### Task instructions
Answer with one number: the count of lines in the listing below that hold the word "text".

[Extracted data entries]
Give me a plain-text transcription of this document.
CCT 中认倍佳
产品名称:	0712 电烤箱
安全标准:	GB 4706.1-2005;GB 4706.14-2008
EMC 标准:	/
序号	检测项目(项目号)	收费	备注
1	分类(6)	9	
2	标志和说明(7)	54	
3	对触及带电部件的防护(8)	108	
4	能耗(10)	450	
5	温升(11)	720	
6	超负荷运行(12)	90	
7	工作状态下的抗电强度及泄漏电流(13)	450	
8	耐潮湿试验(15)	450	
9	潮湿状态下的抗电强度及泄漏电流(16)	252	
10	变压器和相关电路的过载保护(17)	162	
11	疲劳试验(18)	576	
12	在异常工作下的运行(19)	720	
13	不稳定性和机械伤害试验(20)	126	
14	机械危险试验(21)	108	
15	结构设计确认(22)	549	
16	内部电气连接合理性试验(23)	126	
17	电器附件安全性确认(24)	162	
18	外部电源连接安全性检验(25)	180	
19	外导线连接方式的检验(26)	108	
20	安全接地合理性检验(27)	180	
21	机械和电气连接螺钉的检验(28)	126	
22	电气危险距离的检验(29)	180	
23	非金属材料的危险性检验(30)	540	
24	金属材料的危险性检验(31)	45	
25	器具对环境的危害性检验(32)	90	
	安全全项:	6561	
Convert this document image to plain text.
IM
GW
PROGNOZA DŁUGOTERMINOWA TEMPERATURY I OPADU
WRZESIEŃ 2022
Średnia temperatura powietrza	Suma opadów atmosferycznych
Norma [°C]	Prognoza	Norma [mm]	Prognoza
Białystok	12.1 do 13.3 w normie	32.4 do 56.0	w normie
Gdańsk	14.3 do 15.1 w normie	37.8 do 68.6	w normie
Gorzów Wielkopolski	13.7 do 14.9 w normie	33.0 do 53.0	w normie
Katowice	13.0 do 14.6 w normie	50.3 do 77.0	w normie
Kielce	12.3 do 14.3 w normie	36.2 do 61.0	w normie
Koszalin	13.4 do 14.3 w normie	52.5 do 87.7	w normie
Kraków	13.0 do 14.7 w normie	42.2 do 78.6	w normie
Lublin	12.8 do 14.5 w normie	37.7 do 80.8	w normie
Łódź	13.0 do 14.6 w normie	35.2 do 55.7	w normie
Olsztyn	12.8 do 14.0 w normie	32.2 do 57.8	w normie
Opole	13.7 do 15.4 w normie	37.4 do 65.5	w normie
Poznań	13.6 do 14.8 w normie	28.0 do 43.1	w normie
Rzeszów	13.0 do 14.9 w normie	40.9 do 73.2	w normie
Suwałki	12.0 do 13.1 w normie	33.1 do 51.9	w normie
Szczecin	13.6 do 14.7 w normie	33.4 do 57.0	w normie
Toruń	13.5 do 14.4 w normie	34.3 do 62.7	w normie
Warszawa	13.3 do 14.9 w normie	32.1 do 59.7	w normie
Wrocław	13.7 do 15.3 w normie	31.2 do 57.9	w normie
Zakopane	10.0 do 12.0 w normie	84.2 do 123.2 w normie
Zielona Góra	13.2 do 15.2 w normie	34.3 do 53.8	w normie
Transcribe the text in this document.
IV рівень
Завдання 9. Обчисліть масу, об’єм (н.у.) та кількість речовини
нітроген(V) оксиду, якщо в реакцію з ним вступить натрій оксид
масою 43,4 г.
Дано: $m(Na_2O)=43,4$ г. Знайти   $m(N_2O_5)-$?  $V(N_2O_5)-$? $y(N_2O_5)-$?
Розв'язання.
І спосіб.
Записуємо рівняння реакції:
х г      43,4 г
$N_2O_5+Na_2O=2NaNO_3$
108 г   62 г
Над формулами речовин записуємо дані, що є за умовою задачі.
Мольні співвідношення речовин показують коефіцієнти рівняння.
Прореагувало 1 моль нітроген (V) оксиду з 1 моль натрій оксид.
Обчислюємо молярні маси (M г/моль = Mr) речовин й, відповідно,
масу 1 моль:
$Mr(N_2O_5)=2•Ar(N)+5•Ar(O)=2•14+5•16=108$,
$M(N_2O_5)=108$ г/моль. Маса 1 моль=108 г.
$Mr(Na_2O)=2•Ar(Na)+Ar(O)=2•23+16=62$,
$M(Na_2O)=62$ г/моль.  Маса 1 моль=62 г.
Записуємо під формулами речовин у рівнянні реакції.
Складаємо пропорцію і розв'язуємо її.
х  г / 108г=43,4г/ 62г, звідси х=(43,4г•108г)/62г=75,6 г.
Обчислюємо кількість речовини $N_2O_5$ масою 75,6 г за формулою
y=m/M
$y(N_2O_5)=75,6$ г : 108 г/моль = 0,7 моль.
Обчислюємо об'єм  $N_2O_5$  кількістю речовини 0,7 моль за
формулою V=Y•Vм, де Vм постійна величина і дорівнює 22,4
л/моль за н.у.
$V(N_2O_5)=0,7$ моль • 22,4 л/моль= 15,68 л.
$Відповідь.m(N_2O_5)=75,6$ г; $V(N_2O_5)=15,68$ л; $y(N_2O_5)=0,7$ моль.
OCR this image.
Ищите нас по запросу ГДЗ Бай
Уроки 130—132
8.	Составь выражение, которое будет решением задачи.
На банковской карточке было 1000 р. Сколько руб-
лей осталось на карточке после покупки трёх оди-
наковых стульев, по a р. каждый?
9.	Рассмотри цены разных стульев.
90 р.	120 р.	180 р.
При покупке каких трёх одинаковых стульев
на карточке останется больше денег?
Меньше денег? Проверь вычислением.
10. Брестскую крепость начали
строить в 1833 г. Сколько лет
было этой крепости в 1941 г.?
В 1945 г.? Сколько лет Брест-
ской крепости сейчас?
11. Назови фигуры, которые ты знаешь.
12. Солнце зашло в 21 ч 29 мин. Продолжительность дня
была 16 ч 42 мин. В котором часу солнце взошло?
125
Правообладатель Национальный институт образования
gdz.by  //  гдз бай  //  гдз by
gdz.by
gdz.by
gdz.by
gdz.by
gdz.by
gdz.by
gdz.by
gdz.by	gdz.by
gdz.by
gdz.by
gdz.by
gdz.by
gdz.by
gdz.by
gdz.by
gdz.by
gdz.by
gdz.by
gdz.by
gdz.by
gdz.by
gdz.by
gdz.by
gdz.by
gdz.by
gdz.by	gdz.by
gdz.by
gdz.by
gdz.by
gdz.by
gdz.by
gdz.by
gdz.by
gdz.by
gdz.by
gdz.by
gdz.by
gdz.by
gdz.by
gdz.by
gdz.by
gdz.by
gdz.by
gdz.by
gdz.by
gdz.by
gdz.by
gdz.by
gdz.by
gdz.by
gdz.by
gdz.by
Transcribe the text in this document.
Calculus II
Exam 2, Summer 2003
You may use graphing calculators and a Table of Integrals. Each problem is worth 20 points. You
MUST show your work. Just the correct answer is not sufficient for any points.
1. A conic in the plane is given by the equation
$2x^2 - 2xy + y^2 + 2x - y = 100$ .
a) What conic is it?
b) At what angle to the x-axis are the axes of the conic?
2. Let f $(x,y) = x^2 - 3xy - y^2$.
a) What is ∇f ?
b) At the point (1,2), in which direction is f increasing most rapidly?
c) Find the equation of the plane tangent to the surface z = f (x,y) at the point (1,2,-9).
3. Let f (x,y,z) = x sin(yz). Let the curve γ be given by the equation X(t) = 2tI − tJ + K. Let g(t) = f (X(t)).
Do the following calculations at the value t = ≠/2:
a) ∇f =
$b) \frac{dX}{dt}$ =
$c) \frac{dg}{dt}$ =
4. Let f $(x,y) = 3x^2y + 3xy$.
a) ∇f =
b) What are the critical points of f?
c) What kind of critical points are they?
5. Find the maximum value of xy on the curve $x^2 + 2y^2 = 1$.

### Answer to the task
4